Stored data
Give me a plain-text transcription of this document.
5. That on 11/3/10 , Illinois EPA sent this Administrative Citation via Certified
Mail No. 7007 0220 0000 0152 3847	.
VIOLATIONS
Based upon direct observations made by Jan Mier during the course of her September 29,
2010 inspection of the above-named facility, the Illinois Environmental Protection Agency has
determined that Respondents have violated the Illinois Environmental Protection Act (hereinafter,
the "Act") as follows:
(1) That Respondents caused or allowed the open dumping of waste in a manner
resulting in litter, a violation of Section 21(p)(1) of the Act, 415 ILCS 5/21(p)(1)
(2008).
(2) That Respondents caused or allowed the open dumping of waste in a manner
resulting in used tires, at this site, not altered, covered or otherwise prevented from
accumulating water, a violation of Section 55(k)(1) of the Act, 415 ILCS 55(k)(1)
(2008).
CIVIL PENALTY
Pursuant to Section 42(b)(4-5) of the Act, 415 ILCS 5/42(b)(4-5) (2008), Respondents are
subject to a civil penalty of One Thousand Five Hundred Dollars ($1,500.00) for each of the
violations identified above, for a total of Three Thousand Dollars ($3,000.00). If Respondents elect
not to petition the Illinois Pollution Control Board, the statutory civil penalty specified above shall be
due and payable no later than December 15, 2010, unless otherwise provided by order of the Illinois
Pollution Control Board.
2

Task directions
In the entries above, find every line holding the word "open" and copy it out.

Written answer
(1) That Respondents caused or allowed the open dumping of waste in a manner
(2) That Respondents caused or allowed the open dumping of waste in a manner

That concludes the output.